--- The problem ---
Copy the listing below verbatim, beginning at the line that contains "legend-item: Seed pred (Mam)-Flea" and ending after the line that contains "legend-item: Aphidos-Par. 1", with both of those lines included.

>> Begin

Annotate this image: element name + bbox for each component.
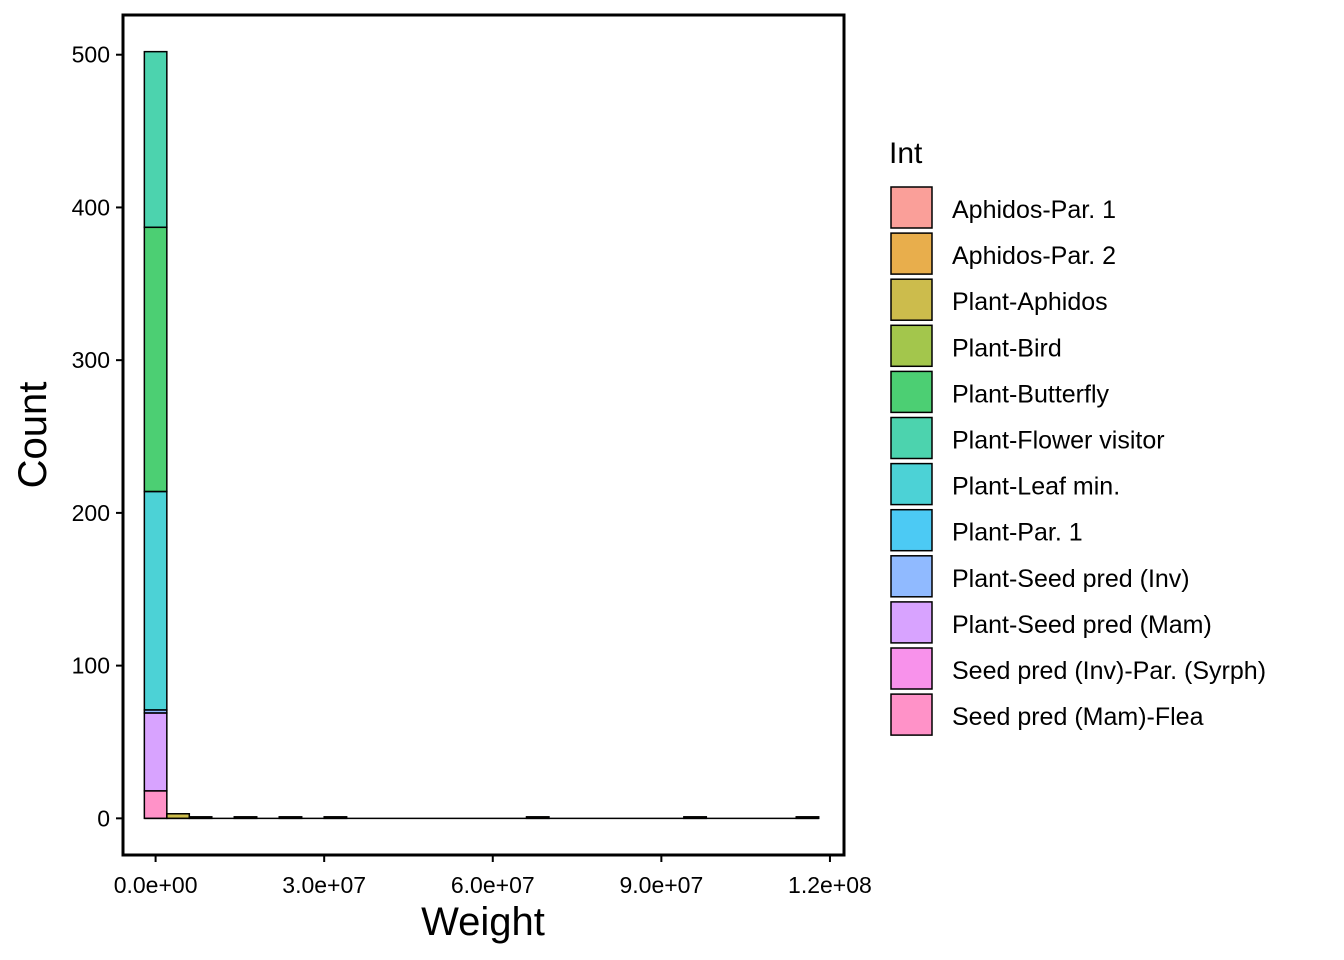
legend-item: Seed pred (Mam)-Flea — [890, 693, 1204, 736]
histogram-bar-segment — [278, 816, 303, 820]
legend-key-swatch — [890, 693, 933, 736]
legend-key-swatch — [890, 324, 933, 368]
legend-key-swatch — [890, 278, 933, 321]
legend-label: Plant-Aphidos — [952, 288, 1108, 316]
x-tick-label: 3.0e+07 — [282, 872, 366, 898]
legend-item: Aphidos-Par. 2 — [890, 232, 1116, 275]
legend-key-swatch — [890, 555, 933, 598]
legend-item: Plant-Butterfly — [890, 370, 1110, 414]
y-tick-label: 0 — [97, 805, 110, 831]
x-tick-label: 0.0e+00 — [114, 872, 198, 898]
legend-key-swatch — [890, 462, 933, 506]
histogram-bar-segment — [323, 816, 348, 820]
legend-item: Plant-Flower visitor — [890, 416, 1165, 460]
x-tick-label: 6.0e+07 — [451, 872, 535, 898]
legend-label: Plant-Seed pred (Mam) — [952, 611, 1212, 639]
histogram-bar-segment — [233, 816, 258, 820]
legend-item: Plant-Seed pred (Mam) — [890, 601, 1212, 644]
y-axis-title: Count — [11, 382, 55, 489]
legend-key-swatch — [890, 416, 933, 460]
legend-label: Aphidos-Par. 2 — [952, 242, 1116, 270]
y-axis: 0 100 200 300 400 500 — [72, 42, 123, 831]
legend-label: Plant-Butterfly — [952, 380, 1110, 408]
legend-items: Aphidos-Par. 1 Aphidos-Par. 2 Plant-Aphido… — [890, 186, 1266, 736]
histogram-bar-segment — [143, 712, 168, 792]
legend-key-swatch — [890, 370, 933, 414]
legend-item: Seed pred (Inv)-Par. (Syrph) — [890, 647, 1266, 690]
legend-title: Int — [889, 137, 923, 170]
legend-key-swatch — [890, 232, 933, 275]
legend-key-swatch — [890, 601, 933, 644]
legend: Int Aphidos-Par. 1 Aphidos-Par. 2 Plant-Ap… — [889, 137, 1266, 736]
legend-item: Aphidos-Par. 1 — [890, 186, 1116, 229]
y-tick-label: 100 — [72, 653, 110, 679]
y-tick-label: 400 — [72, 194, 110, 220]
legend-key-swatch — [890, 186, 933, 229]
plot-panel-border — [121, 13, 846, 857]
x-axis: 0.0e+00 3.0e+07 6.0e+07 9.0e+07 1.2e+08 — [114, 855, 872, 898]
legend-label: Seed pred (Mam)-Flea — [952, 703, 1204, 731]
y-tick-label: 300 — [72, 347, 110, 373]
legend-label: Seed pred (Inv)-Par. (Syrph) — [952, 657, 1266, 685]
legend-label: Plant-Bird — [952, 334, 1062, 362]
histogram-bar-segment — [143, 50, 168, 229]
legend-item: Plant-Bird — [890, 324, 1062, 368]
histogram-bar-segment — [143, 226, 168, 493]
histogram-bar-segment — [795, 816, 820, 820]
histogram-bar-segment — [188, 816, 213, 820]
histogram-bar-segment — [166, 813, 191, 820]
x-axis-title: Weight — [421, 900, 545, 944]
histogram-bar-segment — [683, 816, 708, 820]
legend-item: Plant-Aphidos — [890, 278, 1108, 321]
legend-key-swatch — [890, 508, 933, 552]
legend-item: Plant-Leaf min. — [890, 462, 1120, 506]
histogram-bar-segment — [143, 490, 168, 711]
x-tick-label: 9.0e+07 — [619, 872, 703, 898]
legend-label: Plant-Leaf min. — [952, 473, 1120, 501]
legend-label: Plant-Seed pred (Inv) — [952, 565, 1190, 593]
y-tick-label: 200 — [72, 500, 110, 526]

>> End

--- Result below ---
legend-item: Seed pred (Mam)-Flea — [890, 693, 1204, 736]
histogram-bar-segment — [278, 816, 303, 820]
legend-key-swatch — [890, 693, 933, 736]
legend-key-swatch — [890, 324, 933, 368]
legend-key-swatch — [890, 278, 933, 321]
legend-label: Plant-Aphidos — [952, 288, 1108, 316]
x-tick-label: 3.0e+07 — [282, 872, 366, 898]
legend-item: Aphidos-Par. 2 — [890, 232, 1116, 275]
legend-key-swatch — [890, 555, 933, 598]
legend-item: Plant-Butterfly — [890, 370, 1110, 414]
y-tick-label: 0 — [97, 805, 110, 831]
x-tick-label: 0.0e+00 — [114, 872, 198, 898]
legend-key-swatch — [890, 462, 933, 506]
histogram-bar-segment — [323, 816, 348, 820]
legend-item: Plant-Flower visitor — [890, 416, 1165, 460]
x-tick-label: 6.0e+07 — [451, 872, 535, 898]
legend-label: Plant-Seed pred (Mam) — [952, 611, 1212, 639]
histogram-bar-segment — [233, 816, 258, 820]
legend-item: Plant-Seed pred (Mam) — [890, 601, 1212, 644]
y-axis-title: Count — [11, 382, 55, 489]
legend-key-swatch — [890, 416, 933, 460]
legend-label: Aphidos-Par. 2 — [952, 242, 1116, 270]
y-axis: 0 100 200 300 400 500 — [72, 42, 123, 831]
legend-label: Plant-Butterfly — [952, 380, 1110, 408]
legend-items: Aphidos-Par. 1 Aphidos-Par. 2 Plant-Aphido… — [890, 186, 1266, 736]
histogram-bar-segment — [143, 712, 168, 792]
legend-key-swatch — [890, 370, 933, 414]
legend-item: Seed pred (Inv)-Par. (Syrph) — [890, 647, 1266, 690]
legend-title: Int — [889, 137, 923, 170]
legend-key-swatch — [890, 232, 933, 275]
legend-key-swatch — [890, 601, 933, 644]
legend: Int Aphidos-Par. 1 Aphidos-Par. 2 Plant-Ap… — [889, 137, 1266, 736]
legend-item: Aphidos-Par. 1 — [890, 186, 1116, 229]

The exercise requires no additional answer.